Record extracts ::
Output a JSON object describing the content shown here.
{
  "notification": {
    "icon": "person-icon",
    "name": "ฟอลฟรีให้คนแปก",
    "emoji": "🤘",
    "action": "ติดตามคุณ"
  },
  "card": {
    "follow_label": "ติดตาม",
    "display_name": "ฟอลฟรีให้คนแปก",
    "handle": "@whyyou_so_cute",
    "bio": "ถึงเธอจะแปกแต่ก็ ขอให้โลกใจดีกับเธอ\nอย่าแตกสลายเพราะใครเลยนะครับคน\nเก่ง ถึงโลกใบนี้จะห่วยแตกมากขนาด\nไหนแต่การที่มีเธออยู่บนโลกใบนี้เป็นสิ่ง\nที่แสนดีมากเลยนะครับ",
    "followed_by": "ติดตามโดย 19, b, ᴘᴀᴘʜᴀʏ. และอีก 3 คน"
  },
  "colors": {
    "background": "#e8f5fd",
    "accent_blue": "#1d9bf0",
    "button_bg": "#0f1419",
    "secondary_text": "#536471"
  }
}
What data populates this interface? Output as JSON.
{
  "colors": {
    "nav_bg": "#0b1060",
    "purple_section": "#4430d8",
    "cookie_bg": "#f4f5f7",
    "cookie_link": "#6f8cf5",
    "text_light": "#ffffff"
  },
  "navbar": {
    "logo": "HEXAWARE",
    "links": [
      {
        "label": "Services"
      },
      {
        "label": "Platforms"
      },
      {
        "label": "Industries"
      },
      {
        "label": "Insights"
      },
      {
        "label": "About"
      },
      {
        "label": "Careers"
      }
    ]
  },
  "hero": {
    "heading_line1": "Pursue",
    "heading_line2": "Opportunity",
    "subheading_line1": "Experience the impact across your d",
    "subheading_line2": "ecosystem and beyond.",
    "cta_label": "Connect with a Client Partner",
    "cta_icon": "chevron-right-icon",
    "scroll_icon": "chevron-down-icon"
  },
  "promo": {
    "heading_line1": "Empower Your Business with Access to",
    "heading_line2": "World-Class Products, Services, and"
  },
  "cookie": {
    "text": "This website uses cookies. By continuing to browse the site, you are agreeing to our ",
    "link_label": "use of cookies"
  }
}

--

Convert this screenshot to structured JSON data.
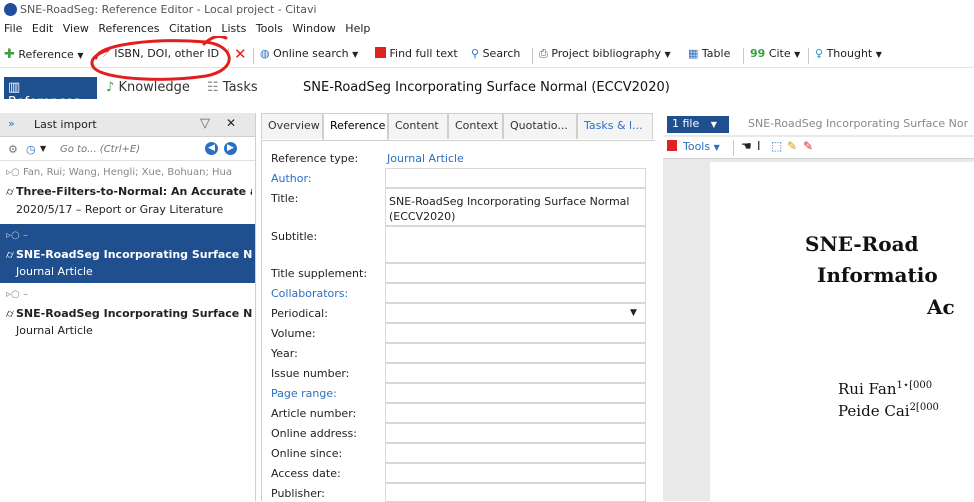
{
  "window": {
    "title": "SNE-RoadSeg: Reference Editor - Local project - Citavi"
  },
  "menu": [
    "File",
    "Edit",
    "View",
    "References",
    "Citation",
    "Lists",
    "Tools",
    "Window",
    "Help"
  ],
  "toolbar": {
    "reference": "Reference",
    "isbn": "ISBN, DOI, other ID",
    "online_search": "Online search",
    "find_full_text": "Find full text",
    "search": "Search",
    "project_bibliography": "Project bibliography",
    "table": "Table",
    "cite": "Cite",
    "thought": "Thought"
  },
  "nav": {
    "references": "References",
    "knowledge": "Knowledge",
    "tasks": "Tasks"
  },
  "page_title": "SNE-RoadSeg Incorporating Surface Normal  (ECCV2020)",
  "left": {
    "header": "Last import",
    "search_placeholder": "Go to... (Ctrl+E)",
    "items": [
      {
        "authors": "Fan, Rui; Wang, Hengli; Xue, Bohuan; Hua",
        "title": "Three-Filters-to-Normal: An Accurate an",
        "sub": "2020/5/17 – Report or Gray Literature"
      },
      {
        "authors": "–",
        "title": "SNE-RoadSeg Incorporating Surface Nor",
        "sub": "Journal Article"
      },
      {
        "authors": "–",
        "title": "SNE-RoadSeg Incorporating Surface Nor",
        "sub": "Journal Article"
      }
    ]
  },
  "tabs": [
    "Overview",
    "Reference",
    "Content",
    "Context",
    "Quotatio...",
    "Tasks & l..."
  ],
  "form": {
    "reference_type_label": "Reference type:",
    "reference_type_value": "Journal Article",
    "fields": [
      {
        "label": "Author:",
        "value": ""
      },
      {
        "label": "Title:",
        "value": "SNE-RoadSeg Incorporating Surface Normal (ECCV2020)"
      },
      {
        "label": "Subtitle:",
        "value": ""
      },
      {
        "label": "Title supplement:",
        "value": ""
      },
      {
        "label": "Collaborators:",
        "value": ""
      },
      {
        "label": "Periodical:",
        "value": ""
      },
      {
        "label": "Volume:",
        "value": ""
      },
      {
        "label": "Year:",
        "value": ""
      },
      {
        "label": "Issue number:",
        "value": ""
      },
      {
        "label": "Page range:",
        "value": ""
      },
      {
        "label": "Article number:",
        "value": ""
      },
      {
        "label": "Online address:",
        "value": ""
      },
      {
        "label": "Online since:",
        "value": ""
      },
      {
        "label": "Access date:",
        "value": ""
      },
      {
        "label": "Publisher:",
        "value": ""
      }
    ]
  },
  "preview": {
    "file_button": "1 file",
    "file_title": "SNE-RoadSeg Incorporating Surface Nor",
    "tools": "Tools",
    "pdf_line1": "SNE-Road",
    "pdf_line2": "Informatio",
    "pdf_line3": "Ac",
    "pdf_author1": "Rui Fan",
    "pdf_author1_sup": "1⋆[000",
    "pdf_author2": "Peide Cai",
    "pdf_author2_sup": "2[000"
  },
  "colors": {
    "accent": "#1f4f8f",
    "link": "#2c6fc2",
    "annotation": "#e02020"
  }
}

Set task :: Extract, from the listing above, every line where the string "References" occurs.

The result ::
    "References",
    "references": "References",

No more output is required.